Written problem:
Extract every line from the records below that contains the word "understands".

>> START

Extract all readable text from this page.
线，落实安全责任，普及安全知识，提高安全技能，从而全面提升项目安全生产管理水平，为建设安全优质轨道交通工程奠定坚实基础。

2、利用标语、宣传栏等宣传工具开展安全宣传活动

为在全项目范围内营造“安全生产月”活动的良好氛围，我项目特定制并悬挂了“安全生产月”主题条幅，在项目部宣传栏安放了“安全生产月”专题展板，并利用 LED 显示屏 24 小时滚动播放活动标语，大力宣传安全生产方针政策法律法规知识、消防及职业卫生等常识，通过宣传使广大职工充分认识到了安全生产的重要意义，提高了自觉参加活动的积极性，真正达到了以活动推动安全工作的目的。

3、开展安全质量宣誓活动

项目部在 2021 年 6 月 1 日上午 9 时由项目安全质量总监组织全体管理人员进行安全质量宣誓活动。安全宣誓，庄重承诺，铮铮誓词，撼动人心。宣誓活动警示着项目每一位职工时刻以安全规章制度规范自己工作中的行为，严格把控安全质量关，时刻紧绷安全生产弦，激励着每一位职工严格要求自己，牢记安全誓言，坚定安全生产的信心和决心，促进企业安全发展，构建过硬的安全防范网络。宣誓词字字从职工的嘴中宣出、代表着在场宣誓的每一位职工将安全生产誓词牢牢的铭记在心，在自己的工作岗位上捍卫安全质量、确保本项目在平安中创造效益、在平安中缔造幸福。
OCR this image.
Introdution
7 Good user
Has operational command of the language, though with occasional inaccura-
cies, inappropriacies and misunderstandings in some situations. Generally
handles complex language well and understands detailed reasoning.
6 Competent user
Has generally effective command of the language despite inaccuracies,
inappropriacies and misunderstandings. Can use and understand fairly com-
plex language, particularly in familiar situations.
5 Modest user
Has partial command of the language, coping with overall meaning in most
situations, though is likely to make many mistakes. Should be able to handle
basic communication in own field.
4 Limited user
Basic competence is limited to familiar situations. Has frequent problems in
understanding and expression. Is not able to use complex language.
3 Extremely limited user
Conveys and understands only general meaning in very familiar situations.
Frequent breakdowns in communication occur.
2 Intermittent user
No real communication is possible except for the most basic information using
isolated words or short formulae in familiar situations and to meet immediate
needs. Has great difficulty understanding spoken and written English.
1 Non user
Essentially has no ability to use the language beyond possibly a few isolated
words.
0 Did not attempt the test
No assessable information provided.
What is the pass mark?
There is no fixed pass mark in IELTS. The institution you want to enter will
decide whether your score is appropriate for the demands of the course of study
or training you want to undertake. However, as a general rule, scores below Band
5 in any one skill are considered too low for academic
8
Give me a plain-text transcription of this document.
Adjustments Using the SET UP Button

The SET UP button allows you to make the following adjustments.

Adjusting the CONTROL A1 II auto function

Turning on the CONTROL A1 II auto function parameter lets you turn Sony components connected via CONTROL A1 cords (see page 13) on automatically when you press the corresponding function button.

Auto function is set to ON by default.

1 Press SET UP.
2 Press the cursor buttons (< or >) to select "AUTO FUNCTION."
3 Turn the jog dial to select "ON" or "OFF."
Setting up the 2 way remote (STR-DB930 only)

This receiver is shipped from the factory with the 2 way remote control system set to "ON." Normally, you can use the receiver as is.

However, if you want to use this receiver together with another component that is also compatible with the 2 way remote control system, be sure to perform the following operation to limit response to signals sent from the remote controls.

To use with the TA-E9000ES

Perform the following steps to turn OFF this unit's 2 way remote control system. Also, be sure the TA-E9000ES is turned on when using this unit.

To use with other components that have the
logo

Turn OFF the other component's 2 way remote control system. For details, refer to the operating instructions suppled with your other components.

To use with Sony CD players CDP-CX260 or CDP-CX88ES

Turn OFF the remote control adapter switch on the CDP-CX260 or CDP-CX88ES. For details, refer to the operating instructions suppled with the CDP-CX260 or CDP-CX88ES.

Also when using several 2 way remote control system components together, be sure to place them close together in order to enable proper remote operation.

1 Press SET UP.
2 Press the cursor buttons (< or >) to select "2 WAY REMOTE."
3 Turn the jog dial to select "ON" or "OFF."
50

>> END

Task output:
handles complex language well and understands detailed reasoning.
Conveys and understands only general meaning in very familiar situations.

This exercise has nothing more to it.